THE PROBLEM.
Please copy out the dataset entries word for word, starting at their first line and ending at the line containing "Point: [135, 651, 157, 665]", with both of those lines included. Output nothing after that line.

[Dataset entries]
━━━━━━
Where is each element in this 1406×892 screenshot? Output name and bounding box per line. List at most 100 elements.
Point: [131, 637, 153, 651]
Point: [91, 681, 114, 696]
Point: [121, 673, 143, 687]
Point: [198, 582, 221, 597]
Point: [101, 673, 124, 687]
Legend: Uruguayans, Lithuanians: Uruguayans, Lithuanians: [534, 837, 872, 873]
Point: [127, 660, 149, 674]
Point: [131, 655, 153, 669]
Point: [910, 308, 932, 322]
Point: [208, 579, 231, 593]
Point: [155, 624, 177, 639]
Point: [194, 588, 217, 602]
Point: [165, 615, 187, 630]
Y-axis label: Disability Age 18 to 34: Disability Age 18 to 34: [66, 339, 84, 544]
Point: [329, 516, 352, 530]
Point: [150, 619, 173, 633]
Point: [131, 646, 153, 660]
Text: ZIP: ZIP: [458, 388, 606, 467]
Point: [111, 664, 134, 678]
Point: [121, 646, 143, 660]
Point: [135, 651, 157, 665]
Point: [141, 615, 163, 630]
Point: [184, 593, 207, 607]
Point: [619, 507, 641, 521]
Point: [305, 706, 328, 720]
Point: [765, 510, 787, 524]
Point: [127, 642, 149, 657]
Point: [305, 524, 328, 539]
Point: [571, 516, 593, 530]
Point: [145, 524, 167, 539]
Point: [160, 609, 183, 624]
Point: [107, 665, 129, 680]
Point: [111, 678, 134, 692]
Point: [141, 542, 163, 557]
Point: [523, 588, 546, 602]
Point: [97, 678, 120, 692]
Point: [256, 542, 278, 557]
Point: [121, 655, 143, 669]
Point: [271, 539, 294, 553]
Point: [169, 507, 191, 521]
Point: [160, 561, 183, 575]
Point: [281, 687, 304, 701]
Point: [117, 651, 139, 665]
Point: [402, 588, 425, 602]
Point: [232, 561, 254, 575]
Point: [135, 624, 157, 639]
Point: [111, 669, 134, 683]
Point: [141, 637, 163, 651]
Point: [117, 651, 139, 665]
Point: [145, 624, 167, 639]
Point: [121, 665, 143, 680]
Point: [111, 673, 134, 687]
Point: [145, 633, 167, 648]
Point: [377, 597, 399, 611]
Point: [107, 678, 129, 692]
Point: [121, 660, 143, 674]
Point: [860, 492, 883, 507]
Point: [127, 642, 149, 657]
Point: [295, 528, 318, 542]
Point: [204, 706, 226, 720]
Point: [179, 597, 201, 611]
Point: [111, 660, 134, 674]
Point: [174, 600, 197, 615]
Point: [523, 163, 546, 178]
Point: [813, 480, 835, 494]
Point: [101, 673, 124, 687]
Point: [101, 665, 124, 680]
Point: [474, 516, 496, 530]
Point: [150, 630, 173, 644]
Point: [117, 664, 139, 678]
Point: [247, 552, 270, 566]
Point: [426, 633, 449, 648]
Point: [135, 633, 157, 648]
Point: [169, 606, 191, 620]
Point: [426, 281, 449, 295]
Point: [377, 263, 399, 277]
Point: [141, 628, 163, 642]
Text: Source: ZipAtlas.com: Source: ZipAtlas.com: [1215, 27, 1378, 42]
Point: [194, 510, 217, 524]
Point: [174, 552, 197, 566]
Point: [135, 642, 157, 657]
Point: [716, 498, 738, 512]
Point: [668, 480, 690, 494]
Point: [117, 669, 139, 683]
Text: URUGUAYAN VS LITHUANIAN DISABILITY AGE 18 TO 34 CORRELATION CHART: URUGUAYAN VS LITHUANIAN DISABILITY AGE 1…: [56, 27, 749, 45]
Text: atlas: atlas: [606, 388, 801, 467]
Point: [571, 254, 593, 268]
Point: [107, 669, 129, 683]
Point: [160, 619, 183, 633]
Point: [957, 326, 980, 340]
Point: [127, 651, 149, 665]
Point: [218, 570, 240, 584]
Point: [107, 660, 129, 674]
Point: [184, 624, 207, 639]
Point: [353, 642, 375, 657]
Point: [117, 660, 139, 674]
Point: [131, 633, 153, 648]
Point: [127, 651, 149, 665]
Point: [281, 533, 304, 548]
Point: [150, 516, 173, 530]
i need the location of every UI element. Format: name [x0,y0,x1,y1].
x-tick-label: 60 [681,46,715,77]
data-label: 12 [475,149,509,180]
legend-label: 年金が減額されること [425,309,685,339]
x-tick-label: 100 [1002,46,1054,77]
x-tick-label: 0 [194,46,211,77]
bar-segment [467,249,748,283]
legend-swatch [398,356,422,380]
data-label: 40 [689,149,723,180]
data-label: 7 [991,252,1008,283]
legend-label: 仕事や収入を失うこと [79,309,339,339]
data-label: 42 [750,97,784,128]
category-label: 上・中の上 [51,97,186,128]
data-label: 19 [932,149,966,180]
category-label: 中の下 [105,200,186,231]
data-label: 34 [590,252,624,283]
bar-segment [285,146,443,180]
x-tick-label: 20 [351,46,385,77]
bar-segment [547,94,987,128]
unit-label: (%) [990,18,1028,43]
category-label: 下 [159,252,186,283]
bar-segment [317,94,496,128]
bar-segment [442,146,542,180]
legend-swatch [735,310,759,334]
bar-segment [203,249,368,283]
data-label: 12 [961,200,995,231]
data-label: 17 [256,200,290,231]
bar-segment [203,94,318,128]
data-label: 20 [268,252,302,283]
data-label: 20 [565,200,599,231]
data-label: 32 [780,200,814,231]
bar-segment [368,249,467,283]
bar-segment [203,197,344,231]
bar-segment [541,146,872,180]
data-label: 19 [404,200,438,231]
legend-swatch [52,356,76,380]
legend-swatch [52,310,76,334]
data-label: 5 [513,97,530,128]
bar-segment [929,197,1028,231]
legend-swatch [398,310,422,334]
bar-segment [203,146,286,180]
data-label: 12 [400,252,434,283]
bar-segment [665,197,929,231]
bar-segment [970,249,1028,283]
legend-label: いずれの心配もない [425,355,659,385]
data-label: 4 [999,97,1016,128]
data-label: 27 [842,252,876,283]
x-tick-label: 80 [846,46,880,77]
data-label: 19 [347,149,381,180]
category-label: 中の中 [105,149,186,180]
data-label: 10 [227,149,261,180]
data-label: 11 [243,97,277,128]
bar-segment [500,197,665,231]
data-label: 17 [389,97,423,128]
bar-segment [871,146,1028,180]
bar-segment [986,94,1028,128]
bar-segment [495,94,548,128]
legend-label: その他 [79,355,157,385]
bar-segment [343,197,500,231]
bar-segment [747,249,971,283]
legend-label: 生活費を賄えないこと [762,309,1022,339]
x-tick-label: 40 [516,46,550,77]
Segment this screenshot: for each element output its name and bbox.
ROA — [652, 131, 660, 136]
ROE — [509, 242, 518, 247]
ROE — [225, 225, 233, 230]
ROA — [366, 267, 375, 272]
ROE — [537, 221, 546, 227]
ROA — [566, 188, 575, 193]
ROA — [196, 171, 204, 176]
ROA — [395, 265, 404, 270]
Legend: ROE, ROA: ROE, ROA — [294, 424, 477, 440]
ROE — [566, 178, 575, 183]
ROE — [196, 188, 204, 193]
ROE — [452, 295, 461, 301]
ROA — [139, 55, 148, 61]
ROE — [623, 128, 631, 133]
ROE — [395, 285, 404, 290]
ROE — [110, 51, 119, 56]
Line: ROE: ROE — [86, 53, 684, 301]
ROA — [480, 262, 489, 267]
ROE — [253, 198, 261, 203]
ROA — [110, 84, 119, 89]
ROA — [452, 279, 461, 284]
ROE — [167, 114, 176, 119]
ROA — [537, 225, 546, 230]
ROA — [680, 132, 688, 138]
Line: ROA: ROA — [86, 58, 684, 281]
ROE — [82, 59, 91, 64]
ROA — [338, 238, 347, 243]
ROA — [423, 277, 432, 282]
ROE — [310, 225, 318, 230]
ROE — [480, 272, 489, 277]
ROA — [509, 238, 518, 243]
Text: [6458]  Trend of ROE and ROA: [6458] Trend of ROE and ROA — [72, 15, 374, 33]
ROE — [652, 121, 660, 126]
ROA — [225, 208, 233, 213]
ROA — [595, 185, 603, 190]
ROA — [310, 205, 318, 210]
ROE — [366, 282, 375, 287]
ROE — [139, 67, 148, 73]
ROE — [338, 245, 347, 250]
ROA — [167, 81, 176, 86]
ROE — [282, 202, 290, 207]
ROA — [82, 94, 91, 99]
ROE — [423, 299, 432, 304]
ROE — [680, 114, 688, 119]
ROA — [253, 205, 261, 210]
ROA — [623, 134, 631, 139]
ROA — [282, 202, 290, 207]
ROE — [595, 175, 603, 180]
━━━━━━
FULL RESPONSE.
Where is each element in this 1406×892 screenshot? Output name and bounding box per line. List at most 100 elements.
Point: [131, 637, 153, 651]
Point: [91, 681, 114, 696]
Point: [121, 673, 143, 687]
Point: [198, 582, 221, 597]
Point: [101, 673, 124, 687]
Legend: Uruguayans, Lithuanians: Uruguayans, Lithuanians: [534, 837, 872, 873]
Point: [127, 660, 149, 674]
Point: [131, 655, 153, 669]
Point: [910, 308, 932, 322]
Point: [208, 579, 231, 593]
Point: [155, 624, 177, 639]
Point: [194, 588, 217, 602]
Point: [165, 615, 187, 630]
Y-axis label: Disability Age 18 to 34: Disability Age 18 to 34: [66, 339, 84, 544]
Point: [329, 516, 352, 530]
Point: [150, 619, 173, 633]
Point: [131, 646, 153, 660]
Text: ZIP: ZIP: [458, 388, 606, 467]
Point: [111, 664, 134, 678]
Point: [121, 646, 143, 660]
Point: [135, 651, 157, 665]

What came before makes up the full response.